*AIM OF THE TASK*:
From the listing, collect all lines containing the word "onions".

*MATERIAL SUPPLIED*:
------------------------------------------------
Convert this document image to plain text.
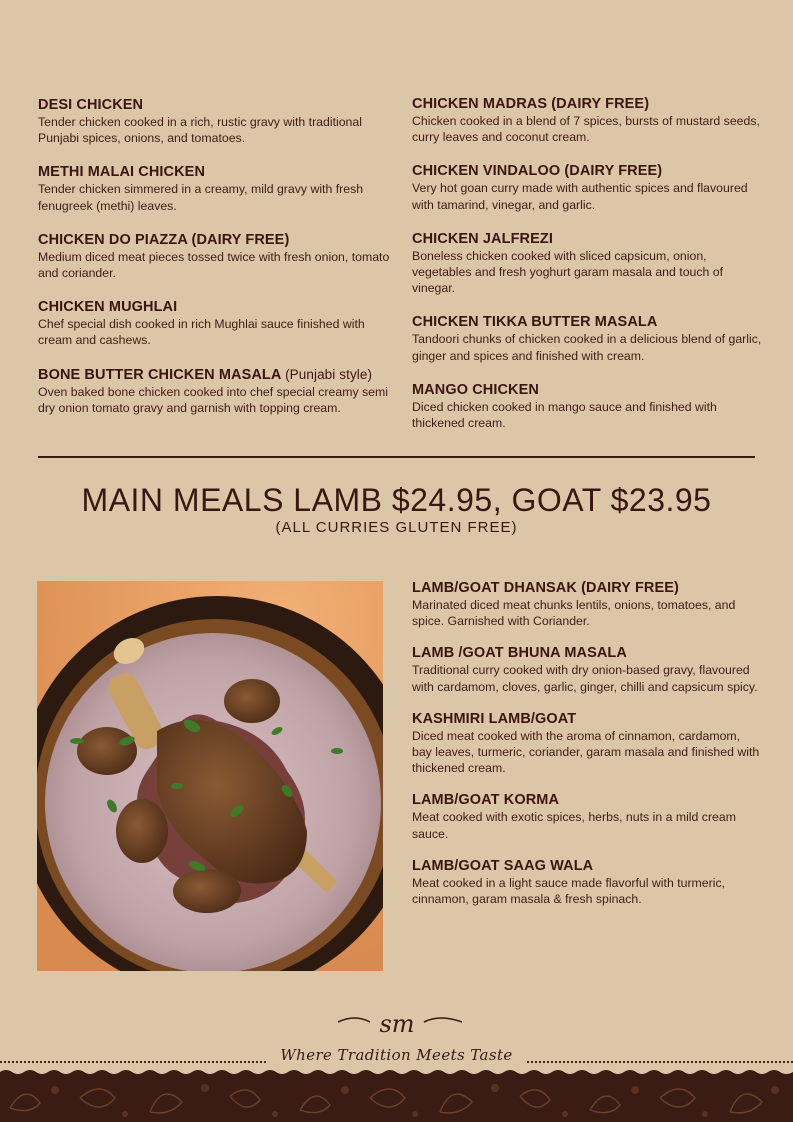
DESI CHICKEN
Tender chicken cooked in a rich, rustic gravy with traditional Punjabi spices, onions, and tomatoes.
METHI MALAI CHICKEN
Tender chicken simmered in a creamy, mild gravy with fresh fenugreek (methi) leaves.
CHICKEN DO PIAZZA (DAIRY FREE)
Medium diced meat pieces tossed twice with fresh onion, tomato and coriander.
CHICKEN MUGHLAI
Chef special dish cooked in rich Mughlai sauce finished with cream and cashews.
BONE BUTTER CHICKEN MASALA (Punjabi style)
Oven baked bone chicken cooked into chef special creamy semi dry onion tomato gravy and garnish with topping cream.
CHICKEN MADRAS (DAIRY FREE)
Chicken cooked in a blend of 7 spices, bursts of mustard seeds, curry leaves and coconut cream.
CHICKEN VINDALOO (DAIRY FREE)
Very hot goan curry made with authentic spices and flavoured with tamarind, vinegar, and garlic.
CHICKEN JALFREZI
Boneless chicken cooked with sliced capsicum, onion, vegetables and fresh yoghurt garam masala and touch of vinegar.
CHICKEN TIKKA BUTTER MASALA
Tandoori chunks of chicken cooked in a delicious blend of garlic, ginger and spices and finished with cream.
MANGO CHICKEN
Diced chicken cooked in mango sauce and finished with thickened cream.
MAIN MEALS LAMB $24.95, GOAT $23.95
(ALL CURRIES GLUTEN FREE)
LAMB/GOAT DHANSAK (DAIRY FREE)
Marinated diced meat chunks lentils, onions, tomatoes, and spice. Garnished with Coriander.
LAMB /GOAT BHUNA MASALA
Traditional curry cooked with dry onion-based gravy, flavoured with cardamom, cloves, garlic, ginger, chilli and capsicum spicy.
KASHMIRI LAMB/GOAT
Diced meat cooked with the aroma of cinnamon, cardamom, bay leaves, turmeric, coriander, garam masala and finished with thickened cream.
LAMB/GOAT KORMA
Meat cooked with exotic spices, herbs, nuts in a mild cream sauce.
LAMB/GOAT SAAG WALA
Meat cooked in a light sauce made flavorful with turmeric, cinnamon, garam masala & fresh spinach.
sm
Where Tradition Meets Taste
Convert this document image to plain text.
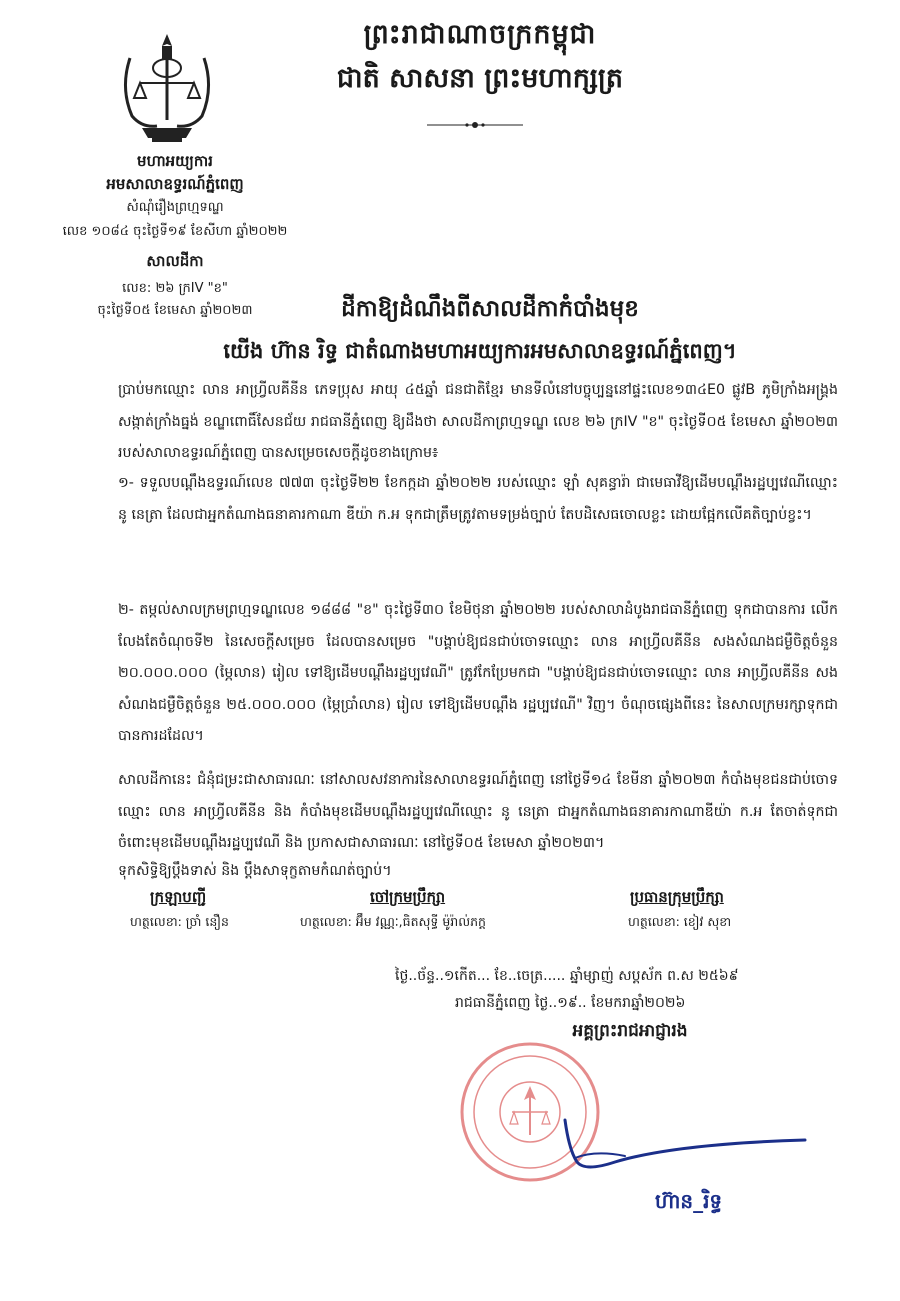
ព្រះរាជាណាចក្រកម្ពុជា
ជាតិ សាសនា ព្រះមហាក្សត្រ
មហាអយ្យការ
អមសាលាឧទ្ធរណ៍ភ្នំពេញ
សំណុំរឿងព្រហ្មទណ្ឌ
លេខ ១០៨៤ ចុះថ្ងៃទី១៩ ខែសីហា ឆ្នាំ២០២២
សាលដីកា
លេខ: ២៦ ក្រIV "ខ"
ចុះថ្ងៃទី០៥ ខែមេសា ឆ្នាំ២០២៣	ដីកាឱ្យដំណឹងពីសាលដីកាកំបាំងមុខ
យើង ហ៊ាន រិទ្ធ ជាតំណាងមហាអយ្យការអមសាលាឧទ្ធរណ៍ភ្នំពេញ។
ប្រាប់មកឈ្មោះ លាន អាហ្វ្រីលគីនីន ភេទប្រុស អាយុ ៤៥ឆ្នាំ ជនជាតិខ្មែរ មានទីលំនៅបច្ចុប្បន្ននៅផ្ទះលេខ១៣៤E0 ផ្លូវB ភូមិក្រាំងអង្គ្រង សង្កាត់ក្រាំងធ្នង់ ខណ្ឌពោធិ៍សែនជ័យ រាជធានីភ្នំពេញ ឱ្យដឹងថា សាលដីកាព្រហ្មទណ្ឌ លេខ ២៦ ក្រIV "ខ" ចុះថ្ងៃទី០៥ ខែមេសា ឆ្នាំ២០២៣ របស់សាលាឧទ្ធរណ៍ភ្នំពេញ បានសម្រេចសេចក្តីដូចខាងក្រោម៖
១- ទទួលបណ្តឹងឧទ្ធរណ៍លេខ ៧៧៣ ចុះថ្ងៃទី២២ ខែកក្កដា ឆ្នាំ២០២២ របស់ឈ្មោះ ឡាំ សុគន្ធារ៉ា ជាមេធាវីឱ្យដើមបណ្តឹងរដ្ឋប្បវេណីឈ្មោះ នូ នេត្រា ដែលជាអ្នកតំណាងធនាគារកាណា ឌីយ៉ា ក.អ ទុកជាត្រឹមត្រូវតាមទម្រង់ច្បាប់ តែបដិសេធចោលខ្លះ ដោយផ្អែកលើគតិច្បាប់ខ្វះ។
២- តម្កល់សាលក្រមព្រហ្មទណ្ឌលេខ ១៨៨៨ "ខ" ចុះថ្ងៃទី៣០ ខែមិថុនា ឆ្នាំ២០២២ របស់សាលាដំបូងរាជធានីភ្នំពេញ ទុកជាបានការ លើកលែងតែចំណុចទី២ នៃសេចក្តីសម្រេច ដែលបានសម្រេច "បង្គាប់ឱ្យជនជាប់ចោទឈ្មោះ លាន អាហ្វ្រីលគីនីន សងសំណងជម្ងឺចិត្តចំនួន ២០.០០០.០០០ (ម្ភៃលាន) រៀល ទៅឱ្យដើមបណ្តឹងរដ្ឋប្បវេណី" ត្រូវកែប្រែមកជា "បង្គាប់ឱ្យជនជាប់ចោទឈ្មោះ លាន អាហ្វ្រីលគីនីន សងសំណងជម្ងឺចិត្តចំនួន ២៥.០០០.០០០ (ម្ភៃប្រាំលាន) រៀល ទៅឱ្យដើមបណ្តឹង រដ្ឋប្បវេណី" វិញ។ ចំណុចផ្សេងពីនេះ នៃសាលក្រមរក្សាទុកជាបានការដដែល។
សាលដីកានេះ ជំនុំជម្រះជាសាធារណៈ នៅសាលសវនាការនៃសាលាឧទ្ធរណ៍ភ្នំពេញ នៅថ្ងៃទី១៤ ខែមីនា ឆ្នាំ២០២៣ កំបាំងមុខជនជាប់ចោទឈ្មោះ លាន អាហ្វ្រីលគីនីន និង កំបាំងមុខដើមបណ្តឹងរដ្ឋប្បវេណីឈ្មោះ នូ នេត្រា ជាអ្នកតំណាងធនាគារកាណាឌីយ៉ា ក.អ តែចាត់ទុកជាចំពោះមុខដើមបណ្តឹងរដ្ឋប្បវេណី និង ប្រកាសជាសាធារណៈ នៅថ្ងៃទី០៥ ខែមេសា ឆ្នាំ២០២៣។
ទុកសិទ្ធិឱ្យប្តឹងទាស់ និង ប្តឹងសាទុក្ខតាមកំណត់ច្បាប់។
ក្រឡាបញ្ជី
ហត្ថលេខា: ច្រាំ នឿន
ចៅក្រមប្រឹក្សា
ហត្ថលេខា: អ៊ឹម វណ្ណៈ,ធិតសុទ្ធី ម៉ូរ៉ាល់ភក្ត
ប្រធានក្រុមប្រឹក្សា
ហត្ថលេខា: ខៀវ សុខា
ថ្ងៃ..ច័ន្ទ..១កើត... ខែ..ចេត្រ..... ឆ្នាំម្សាញ់ សប្តស័ក ព.ស ២៥៦៩
រាជធានីភ្នំពេញ ថ្ងៃ..១៩.. ខែមករាឆ្នាំ២០២៦
អគ្គព្រះរាជអាជ្ញារង
ហ៊ាន_រិទ្ធ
------------------------------------------------
*RESPONSE*:
Tender chicken cooked in a rich, rustic gravy with traditional Punjabi spices, onions, and tomatoes.
Marinated diced meat chunks lentils, onions, tomatoes, and spice. Garnished with Coriander.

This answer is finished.